Data provided ->
********************
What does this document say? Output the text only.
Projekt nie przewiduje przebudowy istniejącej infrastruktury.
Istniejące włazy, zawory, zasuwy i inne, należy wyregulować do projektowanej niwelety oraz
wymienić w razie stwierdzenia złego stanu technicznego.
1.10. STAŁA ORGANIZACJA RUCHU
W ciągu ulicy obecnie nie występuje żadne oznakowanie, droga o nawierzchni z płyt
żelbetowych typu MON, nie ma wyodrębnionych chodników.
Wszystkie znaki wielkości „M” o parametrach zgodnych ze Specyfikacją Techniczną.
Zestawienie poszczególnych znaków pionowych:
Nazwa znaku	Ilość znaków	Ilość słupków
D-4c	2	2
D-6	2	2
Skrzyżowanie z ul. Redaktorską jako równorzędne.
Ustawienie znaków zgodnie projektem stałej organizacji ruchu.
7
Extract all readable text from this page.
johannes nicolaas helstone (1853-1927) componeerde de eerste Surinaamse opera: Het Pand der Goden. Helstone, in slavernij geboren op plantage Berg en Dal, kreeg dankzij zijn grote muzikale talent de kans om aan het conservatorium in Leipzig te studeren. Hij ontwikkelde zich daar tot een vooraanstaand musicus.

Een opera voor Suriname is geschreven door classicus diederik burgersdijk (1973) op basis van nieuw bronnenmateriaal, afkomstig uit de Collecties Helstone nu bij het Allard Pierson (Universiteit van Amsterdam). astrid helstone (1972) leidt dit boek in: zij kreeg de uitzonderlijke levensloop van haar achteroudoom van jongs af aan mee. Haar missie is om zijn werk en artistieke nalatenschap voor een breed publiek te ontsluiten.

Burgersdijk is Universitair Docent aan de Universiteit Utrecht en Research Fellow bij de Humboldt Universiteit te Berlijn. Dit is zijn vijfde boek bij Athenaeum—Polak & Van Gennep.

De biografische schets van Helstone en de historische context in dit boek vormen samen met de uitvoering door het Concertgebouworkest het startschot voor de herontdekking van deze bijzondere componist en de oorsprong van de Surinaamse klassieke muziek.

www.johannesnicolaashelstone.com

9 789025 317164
********************
Task description ->
Using the data above, repeat every line exactly.

Finished task ->
What does this document say? Output the text only.
Projekt nie przewiduje przebudowy istniejącej infrastruktury.
Istniejące włazy, zawory, zasuwy i inne, należy wyregulować do projektowanej niwelety oraz
wymienić w razie stwierdzenia złego stanu technicznego.
1.10. STAŁA ORGANIZACJA RUCHU
W ciągu ulicy obecnie nie występuje żadne oznakowanie, droga o nawierzchni z płyt
żelbetowych typu MON, nie ma wyodrębnionych chodników.
Wszystkie znaki wielkości „M” o parametrach zgodnych ze Specyfikacją Techniczną.
Zestawienie poszczególnych znaków pionowych:
Nazwa znaku	Ilość znaków	Ilość słupków
D-4c	2	2
D-6	2	2
Skrzyżowanie z ul. Redaktorską jako równorzędne.
Ustawienie znaków zgodnie projektem stałej organizacji ruchu.
7
Extract all readable text from this page.
johannes nicolaas helstone (1853-1927) componeerde de eerste Surinaamse opera: Het Pand der Goden. Helstone, in slavernij geboren op plantage Berg en Dal, kreeg dankzij zijn grote muzikale talent de kans om aan het conservatorium in Leipzig te studeren. Hij ontwikkelde zich daar tot een vooraanstaand musicus.

Een opera voor Suriname is geschreven door classicus diederik burgersdijk (1973) op basis van nieuw bronnenmateriaal, afkomstig uit de Collecties Helstone nu bij het Allard Pierson (Universiteit van Amsterdam). astrid helstone (1972) leidt dit boek in: zij kreeg de uitzonderlijke levensloop van haar achteroudoom van jongs af aan mee. Haar missie is om zijn werk en artistieke nalatenschap voor een breed publiek te ontsluiten.

Burgersdijk is Universitair Docent aan de Universiteit Utrecht en Research Fellow bij de Humboldt Universiteit te Berlijn. Dit is zijn vijfde boek bij Athenaeum—Polak & Van Gennep.

De biografische schets van Helstone en de historische context in dit boek vormen samen met de uitvoering door het Concertgebouworkest het startschot voor de herontdekking van deze bijzondere componist en de oorsprong van de Surinaamse klassieke muziek.

www.johannesnicolaashelstone.com

9 789025 317164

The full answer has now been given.